Instructions to follow | Quote only the lines from the one containing "Output the text content of this document." through the final line, both included, and omit the pictures.

Stored rows |
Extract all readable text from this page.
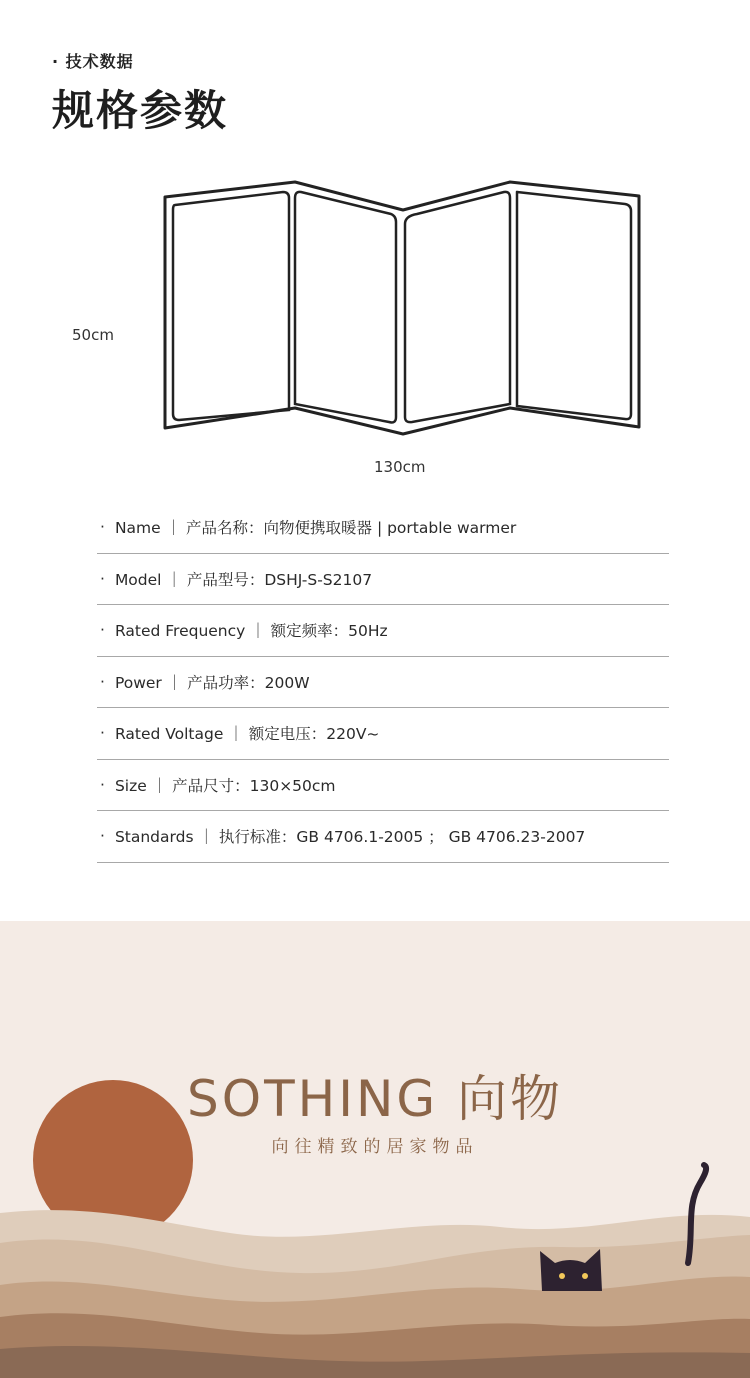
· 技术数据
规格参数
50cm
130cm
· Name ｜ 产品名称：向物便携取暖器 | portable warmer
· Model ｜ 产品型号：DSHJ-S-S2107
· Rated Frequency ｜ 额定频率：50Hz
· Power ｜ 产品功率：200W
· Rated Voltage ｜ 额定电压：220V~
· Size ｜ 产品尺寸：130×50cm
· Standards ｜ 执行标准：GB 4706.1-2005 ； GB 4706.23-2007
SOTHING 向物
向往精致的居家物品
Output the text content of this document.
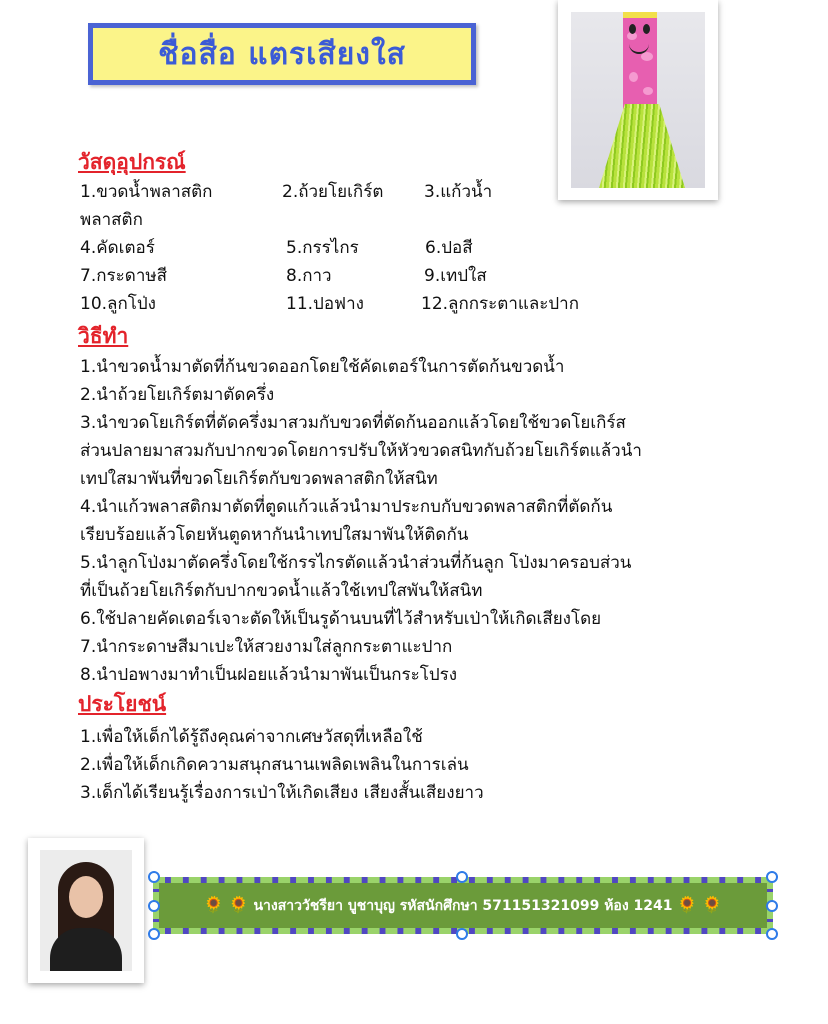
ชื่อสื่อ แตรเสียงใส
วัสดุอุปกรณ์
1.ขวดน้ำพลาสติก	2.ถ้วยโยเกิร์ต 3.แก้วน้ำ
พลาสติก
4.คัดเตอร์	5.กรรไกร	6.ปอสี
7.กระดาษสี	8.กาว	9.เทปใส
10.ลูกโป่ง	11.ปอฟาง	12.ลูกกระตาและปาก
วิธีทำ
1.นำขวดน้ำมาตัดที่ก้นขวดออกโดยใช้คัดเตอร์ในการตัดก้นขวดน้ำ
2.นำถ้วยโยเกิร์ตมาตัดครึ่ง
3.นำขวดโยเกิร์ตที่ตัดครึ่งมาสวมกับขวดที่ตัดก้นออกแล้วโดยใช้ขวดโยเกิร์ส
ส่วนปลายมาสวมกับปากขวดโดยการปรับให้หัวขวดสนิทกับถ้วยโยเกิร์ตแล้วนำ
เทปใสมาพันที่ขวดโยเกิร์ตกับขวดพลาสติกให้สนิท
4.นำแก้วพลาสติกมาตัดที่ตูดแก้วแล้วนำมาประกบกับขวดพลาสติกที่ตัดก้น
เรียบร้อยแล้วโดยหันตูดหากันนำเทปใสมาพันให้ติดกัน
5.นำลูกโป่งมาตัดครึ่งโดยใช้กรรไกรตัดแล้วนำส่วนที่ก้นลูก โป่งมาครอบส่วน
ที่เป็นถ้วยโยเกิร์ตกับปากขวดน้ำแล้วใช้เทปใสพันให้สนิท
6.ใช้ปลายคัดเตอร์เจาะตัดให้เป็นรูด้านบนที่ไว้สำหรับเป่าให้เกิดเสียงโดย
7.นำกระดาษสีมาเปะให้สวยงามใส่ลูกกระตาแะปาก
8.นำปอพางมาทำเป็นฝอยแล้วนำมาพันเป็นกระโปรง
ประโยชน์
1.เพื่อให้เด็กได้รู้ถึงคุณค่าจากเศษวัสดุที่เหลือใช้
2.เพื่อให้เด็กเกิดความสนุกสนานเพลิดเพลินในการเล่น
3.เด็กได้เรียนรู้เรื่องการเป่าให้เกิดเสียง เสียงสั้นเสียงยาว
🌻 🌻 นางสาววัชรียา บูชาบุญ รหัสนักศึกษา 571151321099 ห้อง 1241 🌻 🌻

Exercise output |
Output the text content of this document.
ชื่อสื่อ แตรเสียงใส
วัสดุอุปกรณ์
1.ขวดน้ำพลาสติก	2.ถ้วยโยเกิร์ต 3.แก้วน้ำ
พลาสติก
4.คัดเตอร์	5.กรรไกร	6.ปอสี
7.กระดาษสี	8.กาว	9.เทปใส
10.ลูกโป่ง	11.ปอฟาง	12.ลูกกระตาและปาก
วิธีทำ
1.นำขวดน้ำมาตัดที่ก้นขวดออกโดยใช้คัดเตอร์ในการตัดก้นขวดน้ำ
2.นำถ้วยโยเกิร์ตมาตัดครึ่ง
3.นำขวดโยเกิร์ตที่ตัดครึ่งมาสวมกับขวดที่ตัดก้นออกแล้วโดยใช้ขวดโยเกิร์ส
ส่วนปลายมาสวมกับปากขวดโดยการปรับให้หัวขวดสนิทกับถ้วยโยเกิร์ตแล้วนำ
เทปใสมาพันที่ขวดโยเกิร์ตกับขวดพลาสติกให้สนิท
4.นำแก้วพลาสติกมาตัดที่ตูดแก้วแล้วนำมาประกบกับขวดพลาสติกที่ตัดก้น
เรียบร้อยแล้วโดยหันตูดหากันนำเทปใสมาพันให้ติดกัน
5.นำลูกโป่งมาตัดครึ่งโดยใช้กรรไกรตัดแล้วนำส่วนที่ก้นลูก โป่งมาครอบส่วน
ที่เป็นถ้วยโยเกิร์ตกับปากขวดน้ำแล้วใช้เทปใสพันให้สนิท
6.ใช้ปลายคัดเตอร์เจาะตัดให้เป็นรูด้านบนที่ไว้สำหรับเป่าให้เกิดเสียงโดย
7.นำกระดาษสีมาเปะให้สวยงามใส่ลูกกระตาแะปาก
8.นำปอพางมาทำเป็นฝอยแล้วนำมาพันเป็นกระโปรง
ประโยชน์
1.เพื่อให้เด็กได้รู้ถึงคุณค่าจากเศษวัสดุที่เหลือใช้
2.เพื่อให้เด็กเกิดความสนุกสนานเพลิดเพลินในการเล่น
3.เด็กได้เรียนรู้เรื่องการเป่าให้เกิดเสียง เสียงสั้นเสียงยาว
🌻 🌻 นางสาววัชรียา บูชาบุญ รหัสนักศึกษา 571151321099 ห้อง 1241 🌻 🌻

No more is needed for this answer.